* [Request]: Output, word for word, every line from the line with "Convert this document image to plain text." through the final line of the data below.

* [Data entries]:
:::::
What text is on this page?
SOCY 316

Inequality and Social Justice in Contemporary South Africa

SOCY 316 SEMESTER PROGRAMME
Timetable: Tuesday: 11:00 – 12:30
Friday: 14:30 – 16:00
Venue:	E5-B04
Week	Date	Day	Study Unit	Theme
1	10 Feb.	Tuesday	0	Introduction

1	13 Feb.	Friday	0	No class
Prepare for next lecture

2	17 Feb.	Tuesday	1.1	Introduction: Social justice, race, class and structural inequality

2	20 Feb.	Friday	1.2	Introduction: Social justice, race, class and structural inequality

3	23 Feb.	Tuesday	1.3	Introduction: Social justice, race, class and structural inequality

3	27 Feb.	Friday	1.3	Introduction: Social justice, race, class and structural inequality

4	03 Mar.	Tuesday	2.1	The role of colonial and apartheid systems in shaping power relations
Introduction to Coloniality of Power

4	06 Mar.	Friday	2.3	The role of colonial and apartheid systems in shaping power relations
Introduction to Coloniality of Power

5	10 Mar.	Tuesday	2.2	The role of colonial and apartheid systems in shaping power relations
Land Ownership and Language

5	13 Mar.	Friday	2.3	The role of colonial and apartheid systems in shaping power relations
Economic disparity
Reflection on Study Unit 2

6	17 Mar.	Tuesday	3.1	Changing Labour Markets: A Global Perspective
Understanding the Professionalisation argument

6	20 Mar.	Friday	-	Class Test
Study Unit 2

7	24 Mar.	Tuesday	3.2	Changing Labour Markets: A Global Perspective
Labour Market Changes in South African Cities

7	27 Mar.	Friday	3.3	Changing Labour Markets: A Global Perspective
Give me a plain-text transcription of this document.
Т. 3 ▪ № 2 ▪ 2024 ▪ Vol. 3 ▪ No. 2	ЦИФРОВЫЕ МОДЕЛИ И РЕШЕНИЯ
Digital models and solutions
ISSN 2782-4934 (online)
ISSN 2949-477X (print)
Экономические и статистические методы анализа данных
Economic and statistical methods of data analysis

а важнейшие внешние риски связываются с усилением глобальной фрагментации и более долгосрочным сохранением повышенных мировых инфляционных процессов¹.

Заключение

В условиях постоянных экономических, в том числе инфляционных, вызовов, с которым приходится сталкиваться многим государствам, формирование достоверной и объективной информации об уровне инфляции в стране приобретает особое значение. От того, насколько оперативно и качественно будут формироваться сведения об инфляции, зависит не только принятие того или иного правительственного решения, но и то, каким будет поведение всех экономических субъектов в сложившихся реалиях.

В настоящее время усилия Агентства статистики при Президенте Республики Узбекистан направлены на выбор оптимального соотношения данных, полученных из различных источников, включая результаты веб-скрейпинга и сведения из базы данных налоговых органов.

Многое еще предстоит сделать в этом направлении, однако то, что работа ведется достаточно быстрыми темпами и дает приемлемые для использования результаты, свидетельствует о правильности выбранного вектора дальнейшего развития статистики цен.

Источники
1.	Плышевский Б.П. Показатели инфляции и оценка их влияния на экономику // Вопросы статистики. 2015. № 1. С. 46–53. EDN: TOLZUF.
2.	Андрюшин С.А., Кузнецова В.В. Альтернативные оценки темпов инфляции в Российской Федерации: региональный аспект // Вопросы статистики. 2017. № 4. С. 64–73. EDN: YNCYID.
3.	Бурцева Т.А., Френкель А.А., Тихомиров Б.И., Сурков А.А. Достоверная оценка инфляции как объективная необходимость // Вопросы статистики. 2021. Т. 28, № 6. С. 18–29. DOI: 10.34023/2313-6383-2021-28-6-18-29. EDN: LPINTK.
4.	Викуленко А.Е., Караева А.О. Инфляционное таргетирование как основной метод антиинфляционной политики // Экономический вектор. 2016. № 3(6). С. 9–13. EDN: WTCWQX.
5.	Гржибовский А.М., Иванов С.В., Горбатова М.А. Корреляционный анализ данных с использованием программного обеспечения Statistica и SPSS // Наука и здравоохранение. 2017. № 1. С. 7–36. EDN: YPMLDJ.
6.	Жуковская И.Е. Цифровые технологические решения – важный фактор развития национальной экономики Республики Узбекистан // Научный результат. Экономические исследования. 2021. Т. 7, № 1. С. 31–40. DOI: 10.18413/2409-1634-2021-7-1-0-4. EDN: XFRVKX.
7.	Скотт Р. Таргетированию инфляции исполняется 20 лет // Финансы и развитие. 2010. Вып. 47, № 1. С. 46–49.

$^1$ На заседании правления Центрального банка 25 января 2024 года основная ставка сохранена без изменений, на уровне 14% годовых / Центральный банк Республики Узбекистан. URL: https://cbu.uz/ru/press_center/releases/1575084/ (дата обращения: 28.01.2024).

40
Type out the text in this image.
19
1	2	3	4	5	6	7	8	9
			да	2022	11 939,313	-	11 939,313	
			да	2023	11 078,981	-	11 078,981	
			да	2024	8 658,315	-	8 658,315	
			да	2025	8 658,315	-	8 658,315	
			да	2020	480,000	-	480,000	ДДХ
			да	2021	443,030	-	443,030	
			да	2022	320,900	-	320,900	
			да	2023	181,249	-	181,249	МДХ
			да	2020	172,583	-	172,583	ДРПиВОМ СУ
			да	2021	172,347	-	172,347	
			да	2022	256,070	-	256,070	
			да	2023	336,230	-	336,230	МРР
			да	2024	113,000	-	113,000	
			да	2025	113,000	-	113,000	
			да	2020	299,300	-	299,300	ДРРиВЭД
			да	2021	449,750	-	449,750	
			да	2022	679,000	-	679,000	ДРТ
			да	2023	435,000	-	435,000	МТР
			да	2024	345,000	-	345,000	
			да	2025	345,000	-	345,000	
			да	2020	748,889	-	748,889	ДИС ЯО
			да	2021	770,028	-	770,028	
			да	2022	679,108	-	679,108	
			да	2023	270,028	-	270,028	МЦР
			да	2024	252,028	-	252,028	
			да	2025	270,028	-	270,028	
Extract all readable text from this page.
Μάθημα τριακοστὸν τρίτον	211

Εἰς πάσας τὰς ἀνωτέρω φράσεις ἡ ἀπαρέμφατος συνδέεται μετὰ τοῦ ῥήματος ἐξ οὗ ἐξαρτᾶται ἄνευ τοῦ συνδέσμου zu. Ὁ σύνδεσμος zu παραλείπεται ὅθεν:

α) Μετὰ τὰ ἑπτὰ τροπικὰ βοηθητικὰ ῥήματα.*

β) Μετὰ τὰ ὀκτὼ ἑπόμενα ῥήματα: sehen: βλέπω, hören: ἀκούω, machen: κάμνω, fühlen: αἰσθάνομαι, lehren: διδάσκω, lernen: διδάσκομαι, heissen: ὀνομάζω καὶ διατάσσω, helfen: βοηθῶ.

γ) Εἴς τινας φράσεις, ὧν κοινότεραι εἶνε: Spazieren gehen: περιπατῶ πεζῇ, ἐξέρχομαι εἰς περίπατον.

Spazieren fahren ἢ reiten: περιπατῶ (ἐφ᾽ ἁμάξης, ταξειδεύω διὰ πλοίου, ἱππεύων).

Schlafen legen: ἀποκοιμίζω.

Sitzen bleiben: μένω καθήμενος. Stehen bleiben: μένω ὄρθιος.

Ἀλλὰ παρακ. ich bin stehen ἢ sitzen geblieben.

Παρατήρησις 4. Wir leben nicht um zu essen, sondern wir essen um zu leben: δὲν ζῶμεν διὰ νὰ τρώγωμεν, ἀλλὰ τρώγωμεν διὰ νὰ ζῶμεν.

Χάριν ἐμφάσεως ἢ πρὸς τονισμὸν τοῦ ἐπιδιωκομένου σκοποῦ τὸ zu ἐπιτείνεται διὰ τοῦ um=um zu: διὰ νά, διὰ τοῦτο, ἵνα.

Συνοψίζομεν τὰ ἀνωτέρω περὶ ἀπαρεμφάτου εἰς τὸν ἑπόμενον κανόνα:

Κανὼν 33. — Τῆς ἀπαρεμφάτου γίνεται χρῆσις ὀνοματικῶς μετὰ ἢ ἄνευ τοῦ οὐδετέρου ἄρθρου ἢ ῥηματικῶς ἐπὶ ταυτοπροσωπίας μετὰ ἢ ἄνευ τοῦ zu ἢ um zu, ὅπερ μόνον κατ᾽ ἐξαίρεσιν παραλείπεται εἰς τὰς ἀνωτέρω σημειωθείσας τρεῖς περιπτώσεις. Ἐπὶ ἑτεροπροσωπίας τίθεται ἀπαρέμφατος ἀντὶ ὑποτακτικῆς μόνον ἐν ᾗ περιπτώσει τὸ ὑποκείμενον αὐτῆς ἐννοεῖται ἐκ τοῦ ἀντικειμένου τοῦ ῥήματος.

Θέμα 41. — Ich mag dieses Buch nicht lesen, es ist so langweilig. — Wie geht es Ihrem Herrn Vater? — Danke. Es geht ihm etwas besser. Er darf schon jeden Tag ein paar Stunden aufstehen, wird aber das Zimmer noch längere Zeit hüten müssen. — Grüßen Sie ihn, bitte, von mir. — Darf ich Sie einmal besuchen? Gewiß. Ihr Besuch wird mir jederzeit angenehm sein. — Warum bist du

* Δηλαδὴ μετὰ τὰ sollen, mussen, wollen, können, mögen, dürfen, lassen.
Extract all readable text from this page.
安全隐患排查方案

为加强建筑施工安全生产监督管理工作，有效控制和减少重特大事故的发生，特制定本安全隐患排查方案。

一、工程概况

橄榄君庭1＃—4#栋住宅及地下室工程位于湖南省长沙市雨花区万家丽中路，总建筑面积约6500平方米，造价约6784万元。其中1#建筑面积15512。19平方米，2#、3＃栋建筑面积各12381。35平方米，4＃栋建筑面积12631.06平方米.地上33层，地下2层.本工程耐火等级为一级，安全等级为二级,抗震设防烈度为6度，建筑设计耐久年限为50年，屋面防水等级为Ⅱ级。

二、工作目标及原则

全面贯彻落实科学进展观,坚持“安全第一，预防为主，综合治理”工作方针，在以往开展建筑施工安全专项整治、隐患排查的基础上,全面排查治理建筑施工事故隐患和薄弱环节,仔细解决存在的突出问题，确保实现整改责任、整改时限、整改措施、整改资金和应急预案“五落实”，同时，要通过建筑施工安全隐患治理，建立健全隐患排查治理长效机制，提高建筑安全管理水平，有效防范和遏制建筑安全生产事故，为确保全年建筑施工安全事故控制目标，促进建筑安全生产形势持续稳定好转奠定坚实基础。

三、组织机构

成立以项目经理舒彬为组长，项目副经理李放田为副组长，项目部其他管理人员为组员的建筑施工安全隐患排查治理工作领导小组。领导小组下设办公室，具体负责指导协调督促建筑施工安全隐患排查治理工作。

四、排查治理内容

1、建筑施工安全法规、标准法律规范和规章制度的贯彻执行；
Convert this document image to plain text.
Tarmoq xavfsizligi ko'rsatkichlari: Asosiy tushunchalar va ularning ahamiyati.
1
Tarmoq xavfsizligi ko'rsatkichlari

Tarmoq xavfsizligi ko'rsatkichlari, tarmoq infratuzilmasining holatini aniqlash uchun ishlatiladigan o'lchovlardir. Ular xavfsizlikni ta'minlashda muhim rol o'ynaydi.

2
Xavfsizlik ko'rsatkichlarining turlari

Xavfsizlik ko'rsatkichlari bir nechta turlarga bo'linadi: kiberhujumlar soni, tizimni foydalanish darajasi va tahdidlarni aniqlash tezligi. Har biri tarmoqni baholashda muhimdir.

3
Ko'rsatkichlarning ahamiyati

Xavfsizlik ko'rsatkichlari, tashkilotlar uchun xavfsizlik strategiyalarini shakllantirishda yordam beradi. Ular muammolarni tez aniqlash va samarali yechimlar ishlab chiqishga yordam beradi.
:::::
* [Full solution]:
Convert this document image to plain text.
Tarmoq xavfsizligi ko'rsatkichlari: Asosiy tushunchalar va ularning ahamiyati.
1
Tarmoq xavfsizligi ko'rsatkichlari

Tarmoq xavfsizligi ko'rsatkichlari, tarmoq infratuzilmasining holatini aniqlash uchun ishlatiladigan o'lchovlardir. Ular xavfsizlikni ta'minlashda muhim rol o'ynaydi.

2
Xavfsizlik ko'rsatkichlarining turlari

Xavfsizlik ko'rsatkichlari bir nechta turlarga bo'linadi: kiberhujumlar soni, tizimni foydalanish darajasi va tahdidlarni aniqlash tezligi. Har biri tarmoqni baholashda muhimdir.

3
Ko'rsatkichlarning ahamiyati

Xavfsizlik ko'rsatkichlari, tashkilotlar uchun xavfsizlik strategiyalarini shakllantirishda yordam beradi. Ular muammolarni tez aniqlash va samarali yechimlar ishlab chiqishga yordam beradi.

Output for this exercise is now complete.